PROVIDED RECORDS —
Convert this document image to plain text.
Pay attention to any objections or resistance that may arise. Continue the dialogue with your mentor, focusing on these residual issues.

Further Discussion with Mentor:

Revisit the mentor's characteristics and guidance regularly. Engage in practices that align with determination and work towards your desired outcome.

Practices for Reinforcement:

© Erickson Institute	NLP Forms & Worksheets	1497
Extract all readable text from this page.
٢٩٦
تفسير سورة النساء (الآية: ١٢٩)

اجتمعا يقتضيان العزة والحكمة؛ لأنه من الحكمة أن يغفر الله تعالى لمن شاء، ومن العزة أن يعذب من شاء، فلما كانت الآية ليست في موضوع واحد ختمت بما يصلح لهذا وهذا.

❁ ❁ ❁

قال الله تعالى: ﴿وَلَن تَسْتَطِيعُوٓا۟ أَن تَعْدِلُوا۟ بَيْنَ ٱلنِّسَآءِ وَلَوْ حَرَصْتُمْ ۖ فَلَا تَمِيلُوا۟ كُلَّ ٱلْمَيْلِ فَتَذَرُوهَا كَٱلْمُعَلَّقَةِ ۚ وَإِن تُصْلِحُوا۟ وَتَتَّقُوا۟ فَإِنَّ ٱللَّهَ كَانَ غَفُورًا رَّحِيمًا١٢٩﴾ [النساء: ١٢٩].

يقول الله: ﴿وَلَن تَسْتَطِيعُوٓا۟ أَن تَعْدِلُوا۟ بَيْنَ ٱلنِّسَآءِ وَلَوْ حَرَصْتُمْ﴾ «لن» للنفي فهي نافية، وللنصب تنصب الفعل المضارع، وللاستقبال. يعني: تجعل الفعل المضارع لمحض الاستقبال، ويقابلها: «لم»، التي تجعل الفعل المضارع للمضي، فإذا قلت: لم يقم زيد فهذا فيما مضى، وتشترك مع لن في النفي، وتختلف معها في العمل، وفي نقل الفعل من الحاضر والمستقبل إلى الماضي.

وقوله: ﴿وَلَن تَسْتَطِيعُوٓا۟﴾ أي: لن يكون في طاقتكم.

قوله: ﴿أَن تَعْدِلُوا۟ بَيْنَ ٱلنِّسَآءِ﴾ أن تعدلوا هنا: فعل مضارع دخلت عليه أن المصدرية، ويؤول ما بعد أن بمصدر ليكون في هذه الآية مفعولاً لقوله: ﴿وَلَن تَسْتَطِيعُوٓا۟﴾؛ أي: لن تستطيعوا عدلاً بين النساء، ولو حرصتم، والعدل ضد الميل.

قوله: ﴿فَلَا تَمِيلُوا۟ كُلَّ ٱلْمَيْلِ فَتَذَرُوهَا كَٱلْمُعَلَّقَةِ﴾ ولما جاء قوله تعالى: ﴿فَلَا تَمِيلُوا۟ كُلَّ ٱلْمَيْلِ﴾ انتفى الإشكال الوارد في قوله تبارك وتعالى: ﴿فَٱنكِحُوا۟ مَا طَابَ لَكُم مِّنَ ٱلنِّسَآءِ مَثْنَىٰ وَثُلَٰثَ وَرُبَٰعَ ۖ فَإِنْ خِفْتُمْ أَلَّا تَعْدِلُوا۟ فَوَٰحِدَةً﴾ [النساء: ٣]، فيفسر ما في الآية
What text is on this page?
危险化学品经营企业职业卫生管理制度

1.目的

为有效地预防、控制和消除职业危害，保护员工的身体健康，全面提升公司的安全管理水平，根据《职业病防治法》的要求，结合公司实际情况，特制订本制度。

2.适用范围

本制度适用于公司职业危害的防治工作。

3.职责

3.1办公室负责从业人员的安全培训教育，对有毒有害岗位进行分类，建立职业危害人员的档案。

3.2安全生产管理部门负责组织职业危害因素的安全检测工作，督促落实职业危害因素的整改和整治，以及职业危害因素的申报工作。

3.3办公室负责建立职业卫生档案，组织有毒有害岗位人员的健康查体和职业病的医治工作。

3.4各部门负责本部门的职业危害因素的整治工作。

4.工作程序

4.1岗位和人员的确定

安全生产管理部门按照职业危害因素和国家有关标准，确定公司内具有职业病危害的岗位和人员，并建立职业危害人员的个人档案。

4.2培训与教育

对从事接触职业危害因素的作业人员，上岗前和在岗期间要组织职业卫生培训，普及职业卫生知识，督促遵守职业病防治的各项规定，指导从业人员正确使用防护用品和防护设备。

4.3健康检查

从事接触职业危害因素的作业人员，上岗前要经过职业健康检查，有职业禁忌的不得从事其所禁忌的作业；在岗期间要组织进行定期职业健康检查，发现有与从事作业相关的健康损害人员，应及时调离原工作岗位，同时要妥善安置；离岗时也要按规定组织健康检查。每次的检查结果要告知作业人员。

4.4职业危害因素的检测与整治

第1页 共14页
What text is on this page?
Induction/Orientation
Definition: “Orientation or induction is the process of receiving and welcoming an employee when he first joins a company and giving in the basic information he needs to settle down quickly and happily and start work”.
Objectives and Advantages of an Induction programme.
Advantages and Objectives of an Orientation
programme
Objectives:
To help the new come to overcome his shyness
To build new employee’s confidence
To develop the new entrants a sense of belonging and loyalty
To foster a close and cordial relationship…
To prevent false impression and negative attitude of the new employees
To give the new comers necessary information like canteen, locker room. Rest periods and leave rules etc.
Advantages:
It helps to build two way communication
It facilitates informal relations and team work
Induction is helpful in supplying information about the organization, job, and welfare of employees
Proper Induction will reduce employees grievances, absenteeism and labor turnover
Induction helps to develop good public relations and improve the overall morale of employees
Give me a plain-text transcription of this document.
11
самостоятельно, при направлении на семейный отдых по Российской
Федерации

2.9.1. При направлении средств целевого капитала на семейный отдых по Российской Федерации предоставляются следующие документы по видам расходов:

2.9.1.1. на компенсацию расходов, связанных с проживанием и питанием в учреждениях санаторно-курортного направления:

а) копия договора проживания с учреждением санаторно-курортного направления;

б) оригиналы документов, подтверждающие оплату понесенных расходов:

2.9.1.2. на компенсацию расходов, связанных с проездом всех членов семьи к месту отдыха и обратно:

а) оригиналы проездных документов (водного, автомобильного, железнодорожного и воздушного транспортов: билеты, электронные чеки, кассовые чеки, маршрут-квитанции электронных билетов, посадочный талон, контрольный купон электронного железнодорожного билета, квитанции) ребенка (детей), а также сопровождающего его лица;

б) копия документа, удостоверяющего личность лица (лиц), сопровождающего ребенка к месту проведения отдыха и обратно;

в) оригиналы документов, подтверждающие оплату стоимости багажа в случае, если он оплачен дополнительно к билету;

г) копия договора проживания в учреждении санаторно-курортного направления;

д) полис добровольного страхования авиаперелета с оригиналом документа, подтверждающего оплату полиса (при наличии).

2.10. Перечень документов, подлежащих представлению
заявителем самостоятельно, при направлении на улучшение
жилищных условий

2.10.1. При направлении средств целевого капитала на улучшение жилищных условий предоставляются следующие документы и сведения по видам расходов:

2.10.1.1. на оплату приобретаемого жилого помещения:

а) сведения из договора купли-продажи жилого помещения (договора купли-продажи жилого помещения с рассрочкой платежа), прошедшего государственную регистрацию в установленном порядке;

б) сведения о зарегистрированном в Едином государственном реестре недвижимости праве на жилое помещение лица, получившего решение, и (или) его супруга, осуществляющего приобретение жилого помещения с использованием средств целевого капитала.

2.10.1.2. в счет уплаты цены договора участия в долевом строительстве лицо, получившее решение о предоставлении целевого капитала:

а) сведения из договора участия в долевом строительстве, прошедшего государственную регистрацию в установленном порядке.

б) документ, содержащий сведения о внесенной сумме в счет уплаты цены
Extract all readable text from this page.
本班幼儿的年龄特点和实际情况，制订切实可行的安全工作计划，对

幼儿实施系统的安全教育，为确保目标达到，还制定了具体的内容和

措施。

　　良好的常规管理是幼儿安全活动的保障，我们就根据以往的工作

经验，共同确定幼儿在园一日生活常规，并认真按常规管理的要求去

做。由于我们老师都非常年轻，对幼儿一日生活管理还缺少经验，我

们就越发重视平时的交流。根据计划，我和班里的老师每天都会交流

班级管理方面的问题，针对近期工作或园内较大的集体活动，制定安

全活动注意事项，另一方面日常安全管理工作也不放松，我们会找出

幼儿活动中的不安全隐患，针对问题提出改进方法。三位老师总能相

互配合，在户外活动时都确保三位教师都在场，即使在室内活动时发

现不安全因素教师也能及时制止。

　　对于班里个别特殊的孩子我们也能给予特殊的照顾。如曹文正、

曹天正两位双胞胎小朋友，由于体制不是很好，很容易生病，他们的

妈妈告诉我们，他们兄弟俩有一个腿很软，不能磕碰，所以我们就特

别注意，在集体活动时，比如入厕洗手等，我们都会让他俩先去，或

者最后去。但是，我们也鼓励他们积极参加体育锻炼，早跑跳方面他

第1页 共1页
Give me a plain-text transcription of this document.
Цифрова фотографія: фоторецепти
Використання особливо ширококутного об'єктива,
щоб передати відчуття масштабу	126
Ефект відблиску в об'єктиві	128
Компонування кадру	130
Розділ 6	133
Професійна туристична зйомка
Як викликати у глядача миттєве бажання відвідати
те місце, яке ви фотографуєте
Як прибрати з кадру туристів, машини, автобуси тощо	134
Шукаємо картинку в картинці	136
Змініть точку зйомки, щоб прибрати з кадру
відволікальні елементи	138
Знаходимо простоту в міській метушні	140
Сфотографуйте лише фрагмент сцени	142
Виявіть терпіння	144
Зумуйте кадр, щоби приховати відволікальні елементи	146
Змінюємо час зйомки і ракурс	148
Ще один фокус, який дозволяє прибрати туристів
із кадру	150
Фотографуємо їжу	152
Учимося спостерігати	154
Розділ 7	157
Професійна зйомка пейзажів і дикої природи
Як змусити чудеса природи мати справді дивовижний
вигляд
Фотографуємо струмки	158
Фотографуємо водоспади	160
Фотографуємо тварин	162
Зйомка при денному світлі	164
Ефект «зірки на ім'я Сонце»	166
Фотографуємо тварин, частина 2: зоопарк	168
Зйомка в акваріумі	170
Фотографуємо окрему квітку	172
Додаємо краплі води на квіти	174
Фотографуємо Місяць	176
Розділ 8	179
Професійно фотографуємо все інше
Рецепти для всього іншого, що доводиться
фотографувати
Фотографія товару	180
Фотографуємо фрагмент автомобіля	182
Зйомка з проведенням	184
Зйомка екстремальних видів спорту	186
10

WHAT IS BEING ASKED — Across the records, how many lines contain "елементи"? Only the number should be given.

WRITTEN REPLY — 2